### Stated exercise 1
Copy the entries word for word, starting at their first line and ending with the line that contains "- recommended-video[interactable]: 簡単に直せる便利技！倹約&快適", which is included.

### Document section
──────────
Google and the public good 12/19/2004 03:24 PM
For those of us who are still consumers of those bundles of printed content known as books, the importance of today's news of Google's library deal is almost impossible to overstate. It's just huge.

While the Web has represented an enormous leap in the availability of human knowledge and the ease of human communication, its status as a sort of modern-day Library of Alexandria has remained suspect as long as nearly the entire corpus of human knowledge pre-Web remained locked away off-line between bound covers. "All human knowledge except what's in books" is sort of like saying "All human music except what's in scores." There's lots of good stuff there, but not the heart of things. Your Library of Alexandria is sort of a joke without, you know, the books.

Now Google, in partnership with some of the world's leading university libraries (including Stanford and Harvard), is undertaking the vast -- but not, as Brewster Kahle reminded us at Web 2.0, limitless -- project of scanning, digitizing and rendering searchable the world of books.
──────────
### The input
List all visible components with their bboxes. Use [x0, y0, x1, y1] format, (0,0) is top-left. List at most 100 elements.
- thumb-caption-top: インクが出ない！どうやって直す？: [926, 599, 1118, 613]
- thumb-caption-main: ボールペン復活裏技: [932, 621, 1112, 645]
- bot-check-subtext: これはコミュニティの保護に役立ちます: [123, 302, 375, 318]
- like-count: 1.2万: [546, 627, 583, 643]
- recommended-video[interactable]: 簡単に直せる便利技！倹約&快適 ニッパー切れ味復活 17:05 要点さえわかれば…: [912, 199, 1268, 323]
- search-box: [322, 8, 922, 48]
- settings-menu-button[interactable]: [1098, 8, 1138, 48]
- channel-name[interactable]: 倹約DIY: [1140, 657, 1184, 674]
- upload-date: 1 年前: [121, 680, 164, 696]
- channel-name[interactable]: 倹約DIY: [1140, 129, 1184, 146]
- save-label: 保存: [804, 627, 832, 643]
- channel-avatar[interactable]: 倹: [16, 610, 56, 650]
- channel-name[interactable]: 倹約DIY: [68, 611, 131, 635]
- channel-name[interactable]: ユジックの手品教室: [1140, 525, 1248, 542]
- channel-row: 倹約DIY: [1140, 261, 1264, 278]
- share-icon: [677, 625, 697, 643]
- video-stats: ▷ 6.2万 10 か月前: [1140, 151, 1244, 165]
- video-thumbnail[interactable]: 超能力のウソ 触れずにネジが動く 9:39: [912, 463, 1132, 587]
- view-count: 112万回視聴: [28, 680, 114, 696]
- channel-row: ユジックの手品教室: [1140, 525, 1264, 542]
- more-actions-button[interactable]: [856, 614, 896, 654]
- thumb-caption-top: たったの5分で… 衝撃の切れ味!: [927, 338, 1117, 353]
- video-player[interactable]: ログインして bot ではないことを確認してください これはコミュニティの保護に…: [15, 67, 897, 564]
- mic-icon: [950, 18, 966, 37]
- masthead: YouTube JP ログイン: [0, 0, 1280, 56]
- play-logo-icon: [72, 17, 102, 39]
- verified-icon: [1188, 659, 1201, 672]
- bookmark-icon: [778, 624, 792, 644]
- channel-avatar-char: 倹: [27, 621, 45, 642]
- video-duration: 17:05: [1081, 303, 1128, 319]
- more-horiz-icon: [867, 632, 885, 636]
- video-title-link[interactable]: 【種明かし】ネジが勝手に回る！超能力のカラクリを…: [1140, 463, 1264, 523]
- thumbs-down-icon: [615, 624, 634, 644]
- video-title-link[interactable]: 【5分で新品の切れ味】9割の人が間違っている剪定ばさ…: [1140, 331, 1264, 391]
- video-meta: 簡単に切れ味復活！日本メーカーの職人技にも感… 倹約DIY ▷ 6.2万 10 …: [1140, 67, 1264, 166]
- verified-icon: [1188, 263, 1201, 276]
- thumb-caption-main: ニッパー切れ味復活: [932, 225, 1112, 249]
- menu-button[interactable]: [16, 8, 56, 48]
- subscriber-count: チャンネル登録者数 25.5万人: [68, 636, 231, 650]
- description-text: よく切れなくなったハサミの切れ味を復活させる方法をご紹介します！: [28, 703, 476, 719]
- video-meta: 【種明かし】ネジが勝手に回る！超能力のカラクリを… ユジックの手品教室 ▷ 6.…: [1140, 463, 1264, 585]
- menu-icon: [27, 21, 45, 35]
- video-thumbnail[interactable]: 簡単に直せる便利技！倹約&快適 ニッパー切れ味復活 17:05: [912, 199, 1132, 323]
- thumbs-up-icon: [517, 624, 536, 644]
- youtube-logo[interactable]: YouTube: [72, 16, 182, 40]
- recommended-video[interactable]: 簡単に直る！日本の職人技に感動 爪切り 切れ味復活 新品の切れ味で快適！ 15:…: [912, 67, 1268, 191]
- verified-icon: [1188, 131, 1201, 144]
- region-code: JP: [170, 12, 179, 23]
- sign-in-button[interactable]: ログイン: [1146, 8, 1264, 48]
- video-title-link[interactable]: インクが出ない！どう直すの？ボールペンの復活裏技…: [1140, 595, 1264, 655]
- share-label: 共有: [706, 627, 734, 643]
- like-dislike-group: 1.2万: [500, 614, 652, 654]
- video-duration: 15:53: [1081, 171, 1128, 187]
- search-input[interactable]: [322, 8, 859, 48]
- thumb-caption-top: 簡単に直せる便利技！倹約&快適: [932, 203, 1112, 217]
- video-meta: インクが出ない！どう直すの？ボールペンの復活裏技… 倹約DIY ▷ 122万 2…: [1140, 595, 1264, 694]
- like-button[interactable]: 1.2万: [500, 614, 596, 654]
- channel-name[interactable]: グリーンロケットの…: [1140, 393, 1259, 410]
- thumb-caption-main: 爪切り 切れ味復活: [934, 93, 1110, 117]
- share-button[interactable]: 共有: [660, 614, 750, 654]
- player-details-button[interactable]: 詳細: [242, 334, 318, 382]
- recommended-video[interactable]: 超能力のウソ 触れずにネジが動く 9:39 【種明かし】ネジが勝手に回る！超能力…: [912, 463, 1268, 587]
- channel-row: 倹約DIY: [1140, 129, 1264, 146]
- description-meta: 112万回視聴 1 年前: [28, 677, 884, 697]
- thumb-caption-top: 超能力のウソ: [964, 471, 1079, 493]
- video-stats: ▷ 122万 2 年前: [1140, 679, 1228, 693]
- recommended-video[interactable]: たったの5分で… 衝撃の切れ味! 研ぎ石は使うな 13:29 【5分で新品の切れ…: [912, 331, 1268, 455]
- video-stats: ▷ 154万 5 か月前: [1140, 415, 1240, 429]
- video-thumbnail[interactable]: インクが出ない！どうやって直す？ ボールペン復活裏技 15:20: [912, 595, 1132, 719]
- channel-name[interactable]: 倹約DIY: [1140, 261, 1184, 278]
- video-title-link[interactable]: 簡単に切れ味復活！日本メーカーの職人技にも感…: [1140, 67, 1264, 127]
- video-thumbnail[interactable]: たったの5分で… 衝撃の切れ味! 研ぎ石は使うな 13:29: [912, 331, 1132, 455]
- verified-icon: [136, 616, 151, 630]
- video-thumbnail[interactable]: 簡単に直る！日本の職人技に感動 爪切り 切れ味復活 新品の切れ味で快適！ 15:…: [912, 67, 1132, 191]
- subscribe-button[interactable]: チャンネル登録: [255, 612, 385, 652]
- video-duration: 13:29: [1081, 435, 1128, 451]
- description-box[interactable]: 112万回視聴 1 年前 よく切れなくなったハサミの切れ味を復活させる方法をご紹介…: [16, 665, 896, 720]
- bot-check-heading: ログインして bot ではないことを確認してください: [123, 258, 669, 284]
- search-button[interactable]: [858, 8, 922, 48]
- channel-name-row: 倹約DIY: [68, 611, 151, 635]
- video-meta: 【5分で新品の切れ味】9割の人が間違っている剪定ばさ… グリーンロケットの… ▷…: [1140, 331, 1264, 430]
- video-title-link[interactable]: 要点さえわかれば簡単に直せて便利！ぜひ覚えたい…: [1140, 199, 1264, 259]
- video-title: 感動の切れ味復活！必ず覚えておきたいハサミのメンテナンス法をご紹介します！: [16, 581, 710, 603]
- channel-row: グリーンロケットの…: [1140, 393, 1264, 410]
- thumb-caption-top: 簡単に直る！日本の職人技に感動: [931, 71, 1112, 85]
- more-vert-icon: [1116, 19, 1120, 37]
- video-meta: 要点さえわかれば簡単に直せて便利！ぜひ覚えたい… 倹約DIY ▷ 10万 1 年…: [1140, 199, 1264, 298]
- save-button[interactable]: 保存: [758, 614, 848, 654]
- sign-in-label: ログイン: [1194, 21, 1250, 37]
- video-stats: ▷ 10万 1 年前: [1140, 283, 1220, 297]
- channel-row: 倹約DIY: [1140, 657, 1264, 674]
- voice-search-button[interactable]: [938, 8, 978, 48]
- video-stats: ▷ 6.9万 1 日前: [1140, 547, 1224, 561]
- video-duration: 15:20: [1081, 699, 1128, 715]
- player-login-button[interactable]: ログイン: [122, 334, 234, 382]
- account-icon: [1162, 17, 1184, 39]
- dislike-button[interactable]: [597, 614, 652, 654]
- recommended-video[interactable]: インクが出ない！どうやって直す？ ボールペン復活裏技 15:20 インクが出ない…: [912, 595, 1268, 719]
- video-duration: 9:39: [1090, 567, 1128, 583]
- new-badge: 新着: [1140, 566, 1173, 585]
──────────
### Stated exercise 2
Which two university libraries does the post on Google's library deal name among Google's partners?

### Worked solution 1
List all visible components with their bboxes. Use [x0, y0, x1, y1] format, (0,0) is top-left. List at most 100 elements.
- thumb-caption-top: インクが出ない！どうやって直す？: [926, 599, 1118, 613]
- thumb-caption-main: ボールペン復活裏技: [932, 621, 1112, 645]
- bot-check-subtext: これはコミュニティの保護に役立ちます: [123, 302, 375, 318]
- like-count: 1.2万: [546, 627, 583, 643]
- recommended-video[interactable]: 簡単に直せる便利技！倹約&快適 ニッパー切れ味復活 17:05 要点さえわかれば…: [912, 199, 1268, 323]

### Worked solution 2
Stanford and Harvard.